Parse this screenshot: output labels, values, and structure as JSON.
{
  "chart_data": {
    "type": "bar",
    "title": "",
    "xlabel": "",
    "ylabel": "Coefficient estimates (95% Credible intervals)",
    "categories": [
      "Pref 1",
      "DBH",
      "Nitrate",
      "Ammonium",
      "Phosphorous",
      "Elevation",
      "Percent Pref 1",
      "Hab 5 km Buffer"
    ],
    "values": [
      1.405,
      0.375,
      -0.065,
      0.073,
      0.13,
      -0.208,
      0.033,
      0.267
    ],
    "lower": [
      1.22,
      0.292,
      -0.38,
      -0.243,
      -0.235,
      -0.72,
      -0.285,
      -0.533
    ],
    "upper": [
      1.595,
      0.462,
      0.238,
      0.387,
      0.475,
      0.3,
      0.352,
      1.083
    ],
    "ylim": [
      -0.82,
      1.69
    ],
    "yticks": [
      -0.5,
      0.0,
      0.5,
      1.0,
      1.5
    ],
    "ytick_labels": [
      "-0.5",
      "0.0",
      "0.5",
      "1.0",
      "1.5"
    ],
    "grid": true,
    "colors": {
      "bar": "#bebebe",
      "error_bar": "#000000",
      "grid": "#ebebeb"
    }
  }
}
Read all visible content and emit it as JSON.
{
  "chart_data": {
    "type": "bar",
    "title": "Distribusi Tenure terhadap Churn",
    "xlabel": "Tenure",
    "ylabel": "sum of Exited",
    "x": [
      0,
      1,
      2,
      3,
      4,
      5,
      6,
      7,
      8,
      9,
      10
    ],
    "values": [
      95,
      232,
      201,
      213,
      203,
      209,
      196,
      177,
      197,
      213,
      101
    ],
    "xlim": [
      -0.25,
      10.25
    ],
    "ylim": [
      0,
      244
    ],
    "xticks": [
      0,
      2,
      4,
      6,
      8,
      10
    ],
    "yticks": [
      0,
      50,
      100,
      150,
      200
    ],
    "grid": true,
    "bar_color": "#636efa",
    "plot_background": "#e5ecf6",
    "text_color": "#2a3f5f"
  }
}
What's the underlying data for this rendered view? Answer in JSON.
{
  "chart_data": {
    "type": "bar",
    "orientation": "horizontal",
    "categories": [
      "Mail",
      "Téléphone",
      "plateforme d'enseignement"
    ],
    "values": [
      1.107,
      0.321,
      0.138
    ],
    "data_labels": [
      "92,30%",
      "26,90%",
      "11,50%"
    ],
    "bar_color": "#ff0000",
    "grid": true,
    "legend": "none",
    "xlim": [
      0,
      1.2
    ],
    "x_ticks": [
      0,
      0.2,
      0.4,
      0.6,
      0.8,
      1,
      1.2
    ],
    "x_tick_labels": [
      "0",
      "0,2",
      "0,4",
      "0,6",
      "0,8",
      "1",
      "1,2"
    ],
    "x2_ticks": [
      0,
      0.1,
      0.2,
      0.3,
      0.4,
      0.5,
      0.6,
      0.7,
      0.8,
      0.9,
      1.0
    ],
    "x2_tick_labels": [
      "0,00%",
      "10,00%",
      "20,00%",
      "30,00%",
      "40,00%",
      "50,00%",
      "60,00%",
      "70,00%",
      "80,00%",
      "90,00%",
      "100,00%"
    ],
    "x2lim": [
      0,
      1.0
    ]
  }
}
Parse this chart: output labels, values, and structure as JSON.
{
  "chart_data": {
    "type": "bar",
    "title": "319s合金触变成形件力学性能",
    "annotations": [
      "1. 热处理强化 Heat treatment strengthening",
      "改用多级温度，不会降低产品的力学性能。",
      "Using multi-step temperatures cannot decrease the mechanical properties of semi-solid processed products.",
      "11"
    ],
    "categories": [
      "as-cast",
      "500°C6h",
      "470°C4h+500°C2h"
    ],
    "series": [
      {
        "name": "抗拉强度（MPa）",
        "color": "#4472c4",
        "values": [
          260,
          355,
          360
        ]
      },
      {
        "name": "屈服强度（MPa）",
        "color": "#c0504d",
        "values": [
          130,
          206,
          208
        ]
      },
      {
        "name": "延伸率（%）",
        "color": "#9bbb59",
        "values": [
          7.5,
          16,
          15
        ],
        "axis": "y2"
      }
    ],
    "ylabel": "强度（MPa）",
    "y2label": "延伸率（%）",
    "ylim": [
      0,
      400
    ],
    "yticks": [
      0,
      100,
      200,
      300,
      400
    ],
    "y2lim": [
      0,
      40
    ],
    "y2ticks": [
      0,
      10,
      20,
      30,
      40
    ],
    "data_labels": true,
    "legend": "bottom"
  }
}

_Aim:_ Beginning at the line that contains "Parse this chart: output", retype each line of the listing up to and including the last one, exactly as it stands, and nothing else.

_Exercise output:_
Parse this chart: output labels, values, and structure as JSON.
{
  "chart_data": {
    "type": "bar",
    "title": "319s合金触变成形件力学性能",
    "annotations": [
      "1. 热处理强化 Heat treatment strengthening",
      "改用多级温度，不会降低产品的力学性能。",
      "Using multi-step temperatures cannot decrease the mechanical properties of semi-solid processed products.",
      "11"
    ],
    "categories": [
      "as-cast",
      "500°C6h",
      "470°C4h+500°C2h"
    ],
    "series": [
      {
        "name": "抗拉强度（MPa）",
        "color": "#4472c4",
        "values": [
          260,
          355,
          360
        ]
      },
      {
        "name": "屈服强度（MPa）",
        "color": "#c0504d",
        "values": [
          130,
          206,
          208
        ]
      },
      {
        "name": "延伸率（%）",
        "color": "#9bbb59",
        "values": [
          7.5,
          16,
          15
        ],
        "axis": "y2"
      }
    ],
    "ylabel": "强度（MPa）",
    "y2label": "延伸率（%）",
    "ylim": [
      0,
      400
    ],
    "yticks": [
      0,
      100,
      200,
      300,
      400
    ],
    "y2lim": [
      0,
      40
    ],
    "y2ticks": [
      0,
      10,
      20,
      30,
      40
    ],
    "data_labels": true,
    "legend": "bottom"
  }
}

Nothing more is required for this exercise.